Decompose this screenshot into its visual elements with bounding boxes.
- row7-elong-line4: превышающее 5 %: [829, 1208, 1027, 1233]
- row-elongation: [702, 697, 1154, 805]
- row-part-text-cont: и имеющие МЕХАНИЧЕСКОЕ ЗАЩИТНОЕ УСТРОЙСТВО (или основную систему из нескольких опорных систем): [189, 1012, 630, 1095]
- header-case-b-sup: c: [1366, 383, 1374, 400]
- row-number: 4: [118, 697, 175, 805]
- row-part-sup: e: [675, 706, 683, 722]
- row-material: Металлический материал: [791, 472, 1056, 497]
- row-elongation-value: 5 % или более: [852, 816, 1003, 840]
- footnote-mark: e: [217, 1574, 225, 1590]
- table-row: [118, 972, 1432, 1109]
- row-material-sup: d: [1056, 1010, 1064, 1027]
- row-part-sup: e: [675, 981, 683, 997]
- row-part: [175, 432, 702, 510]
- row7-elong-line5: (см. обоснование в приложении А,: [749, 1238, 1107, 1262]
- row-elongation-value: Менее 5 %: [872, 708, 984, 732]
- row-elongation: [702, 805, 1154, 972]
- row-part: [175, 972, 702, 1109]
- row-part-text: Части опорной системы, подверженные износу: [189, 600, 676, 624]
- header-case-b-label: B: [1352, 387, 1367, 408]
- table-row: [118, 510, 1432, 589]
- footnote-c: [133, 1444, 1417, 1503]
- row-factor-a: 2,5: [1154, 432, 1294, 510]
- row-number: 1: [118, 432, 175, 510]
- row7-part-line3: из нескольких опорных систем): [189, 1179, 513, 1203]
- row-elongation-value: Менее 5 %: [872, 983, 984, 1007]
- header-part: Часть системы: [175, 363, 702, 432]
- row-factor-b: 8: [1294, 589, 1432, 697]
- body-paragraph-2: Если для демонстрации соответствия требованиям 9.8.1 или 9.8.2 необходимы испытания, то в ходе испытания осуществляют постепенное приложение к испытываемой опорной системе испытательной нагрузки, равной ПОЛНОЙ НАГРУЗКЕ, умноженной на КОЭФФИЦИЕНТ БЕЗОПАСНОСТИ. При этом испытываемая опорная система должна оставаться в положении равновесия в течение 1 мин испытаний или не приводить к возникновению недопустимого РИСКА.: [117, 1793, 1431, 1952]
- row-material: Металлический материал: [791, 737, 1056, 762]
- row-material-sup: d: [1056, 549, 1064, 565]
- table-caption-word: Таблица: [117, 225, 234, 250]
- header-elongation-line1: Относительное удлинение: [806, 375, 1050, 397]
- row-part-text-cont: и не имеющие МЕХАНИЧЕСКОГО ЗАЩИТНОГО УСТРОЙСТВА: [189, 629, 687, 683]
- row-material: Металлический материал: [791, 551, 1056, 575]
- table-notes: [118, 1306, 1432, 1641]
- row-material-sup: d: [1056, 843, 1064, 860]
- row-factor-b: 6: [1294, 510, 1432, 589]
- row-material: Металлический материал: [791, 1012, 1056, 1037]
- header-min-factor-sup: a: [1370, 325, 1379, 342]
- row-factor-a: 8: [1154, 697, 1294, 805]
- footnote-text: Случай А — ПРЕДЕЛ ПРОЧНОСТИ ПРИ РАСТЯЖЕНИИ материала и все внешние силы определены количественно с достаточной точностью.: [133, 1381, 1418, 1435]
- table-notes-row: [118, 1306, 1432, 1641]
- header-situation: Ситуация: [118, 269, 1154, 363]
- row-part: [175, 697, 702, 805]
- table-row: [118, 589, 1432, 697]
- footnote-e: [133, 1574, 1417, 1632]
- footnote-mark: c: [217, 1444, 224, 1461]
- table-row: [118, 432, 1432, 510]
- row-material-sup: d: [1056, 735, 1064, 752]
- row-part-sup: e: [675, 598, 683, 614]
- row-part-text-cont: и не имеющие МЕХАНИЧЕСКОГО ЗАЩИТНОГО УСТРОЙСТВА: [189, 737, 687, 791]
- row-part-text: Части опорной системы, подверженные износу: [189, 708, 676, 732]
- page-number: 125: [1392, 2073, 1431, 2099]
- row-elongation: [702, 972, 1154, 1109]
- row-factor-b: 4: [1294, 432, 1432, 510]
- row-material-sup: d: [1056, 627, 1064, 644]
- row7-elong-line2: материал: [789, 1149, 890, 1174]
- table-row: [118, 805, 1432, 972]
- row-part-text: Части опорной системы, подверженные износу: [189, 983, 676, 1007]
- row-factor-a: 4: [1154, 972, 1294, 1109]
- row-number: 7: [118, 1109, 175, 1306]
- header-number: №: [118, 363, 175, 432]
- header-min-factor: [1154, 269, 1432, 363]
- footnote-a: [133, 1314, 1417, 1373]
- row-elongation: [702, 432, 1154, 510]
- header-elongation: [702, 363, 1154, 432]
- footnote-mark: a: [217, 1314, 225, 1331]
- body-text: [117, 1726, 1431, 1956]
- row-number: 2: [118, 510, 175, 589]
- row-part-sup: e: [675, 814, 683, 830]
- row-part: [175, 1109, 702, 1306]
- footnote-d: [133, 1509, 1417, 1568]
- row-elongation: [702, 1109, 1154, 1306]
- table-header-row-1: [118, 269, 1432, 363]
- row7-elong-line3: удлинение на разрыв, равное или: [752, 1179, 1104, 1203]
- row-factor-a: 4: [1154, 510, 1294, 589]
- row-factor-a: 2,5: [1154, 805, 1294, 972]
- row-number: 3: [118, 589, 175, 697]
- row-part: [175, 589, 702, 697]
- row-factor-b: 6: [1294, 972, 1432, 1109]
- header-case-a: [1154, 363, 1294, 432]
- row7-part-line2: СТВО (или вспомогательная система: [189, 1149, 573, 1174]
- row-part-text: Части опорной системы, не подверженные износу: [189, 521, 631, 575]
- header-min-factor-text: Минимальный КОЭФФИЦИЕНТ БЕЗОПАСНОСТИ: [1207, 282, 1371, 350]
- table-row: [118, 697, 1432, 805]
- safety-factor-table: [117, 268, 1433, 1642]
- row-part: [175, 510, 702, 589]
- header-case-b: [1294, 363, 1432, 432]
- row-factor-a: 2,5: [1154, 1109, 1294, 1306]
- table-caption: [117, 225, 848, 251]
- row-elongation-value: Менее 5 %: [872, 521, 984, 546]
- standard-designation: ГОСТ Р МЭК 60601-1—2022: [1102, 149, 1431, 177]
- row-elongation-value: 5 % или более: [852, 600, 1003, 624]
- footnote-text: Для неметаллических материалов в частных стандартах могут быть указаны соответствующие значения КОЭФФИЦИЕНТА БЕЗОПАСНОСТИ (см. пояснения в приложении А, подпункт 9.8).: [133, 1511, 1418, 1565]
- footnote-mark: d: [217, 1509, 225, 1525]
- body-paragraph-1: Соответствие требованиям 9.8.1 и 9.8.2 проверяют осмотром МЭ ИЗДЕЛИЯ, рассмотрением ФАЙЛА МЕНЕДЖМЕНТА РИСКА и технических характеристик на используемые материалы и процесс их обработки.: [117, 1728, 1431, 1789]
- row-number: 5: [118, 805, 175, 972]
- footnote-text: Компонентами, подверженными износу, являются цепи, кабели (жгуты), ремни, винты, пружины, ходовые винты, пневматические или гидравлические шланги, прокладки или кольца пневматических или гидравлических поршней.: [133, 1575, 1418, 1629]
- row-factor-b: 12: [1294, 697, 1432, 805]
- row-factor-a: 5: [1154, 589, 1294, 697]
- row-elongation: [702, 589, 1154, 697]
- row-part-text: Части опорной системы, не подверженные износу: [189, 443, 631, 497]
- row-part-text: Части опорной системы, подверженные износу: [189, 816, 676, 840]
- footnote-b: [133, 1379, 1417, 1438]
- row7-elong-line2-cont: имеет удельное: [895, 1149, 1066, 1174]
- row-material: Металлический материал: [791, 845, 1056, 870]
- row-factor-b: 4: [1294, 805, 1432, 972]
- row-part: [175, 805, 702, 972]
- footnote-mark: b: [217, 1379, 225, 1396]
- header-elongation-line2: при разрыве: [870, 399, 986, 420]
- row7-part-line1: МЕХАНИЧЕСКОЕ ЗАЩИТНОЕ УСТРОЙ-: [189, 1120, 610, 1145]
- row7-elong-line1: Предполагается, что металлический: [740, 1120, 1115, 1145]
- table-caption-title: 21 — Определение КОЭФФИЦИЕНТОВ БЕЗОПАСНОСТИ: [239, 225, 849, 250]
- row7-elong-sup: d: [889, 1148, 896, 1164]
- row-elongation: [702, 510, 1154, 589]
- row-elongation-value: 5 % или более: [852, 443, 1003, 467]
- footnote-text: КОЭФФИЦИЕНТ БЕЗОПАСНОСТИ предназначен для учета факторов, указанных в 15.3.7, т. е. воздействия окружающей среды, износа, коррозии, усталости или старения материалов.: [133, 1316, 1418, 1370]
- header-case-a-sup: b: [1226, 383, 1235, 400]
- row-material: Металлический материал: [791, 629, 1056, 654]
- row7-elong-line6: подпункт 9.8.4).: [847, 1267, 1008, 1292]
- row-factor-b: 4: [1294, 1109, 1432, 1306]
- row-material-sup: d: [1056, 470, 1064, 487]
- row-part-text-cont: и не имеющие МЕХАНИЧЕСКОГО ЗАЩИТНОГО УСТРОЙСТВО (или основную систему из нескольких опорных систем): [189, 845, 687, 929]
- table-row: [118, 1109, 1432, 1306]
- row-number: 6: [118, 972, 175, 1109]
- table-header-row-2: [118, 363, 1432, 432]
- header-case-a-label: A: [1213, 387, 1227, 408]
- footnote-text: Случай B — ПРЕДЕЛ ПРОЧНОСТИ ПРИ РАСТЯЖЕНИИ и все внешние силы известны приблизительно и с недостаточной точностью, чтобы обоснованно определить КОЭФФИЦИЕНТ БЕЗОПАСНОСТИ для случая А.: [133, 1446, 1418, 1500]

++++

Required work ▸ Reproduce the material from its opening line through the line containing "- row-part: [175, 432, 702, 510]", inclusive, replacing "footnote-mark" with "footnote-symbol" and leaving everything else unchanged.

The result ▸
Decompose this screenshot into its visual elements with bounding boxes.
- row7-elong-line4: превышающее 5 %: [829, 1208, 1027, 1233]
- row-elongation: [702, 697, 1154, 805]
- row-part-text-cont: и имеющие МЕХАНИЧЕСКОЕ ЗАЩИТНОЕ УСТРОЙСТВО (или основную систему из нескольких опорных систем): [189, 1012, 630, 1095]
- header-case-b-sup: c: [1366, 383, 1374, 400]
- row-number: 4: [118, 697, 175, 805]
- row-part-sup: e: [675, 706, 683, 722]
- row-material: Металлический материал: [791, 472, 1056, 497]
- row-elongation-value: 5 % или более: [852, 816, 1003, 840]
- footnote-symbol: e: [217, 1574, 225, 1590]
- table-row: [118, 972, 1432, 1109]
- row-material-sup: d: [1056, 1010, 1064, 1027]
- row-part-sup: e: [675, 981, 683, 997]
- row-part: [175, 432, 702, 510]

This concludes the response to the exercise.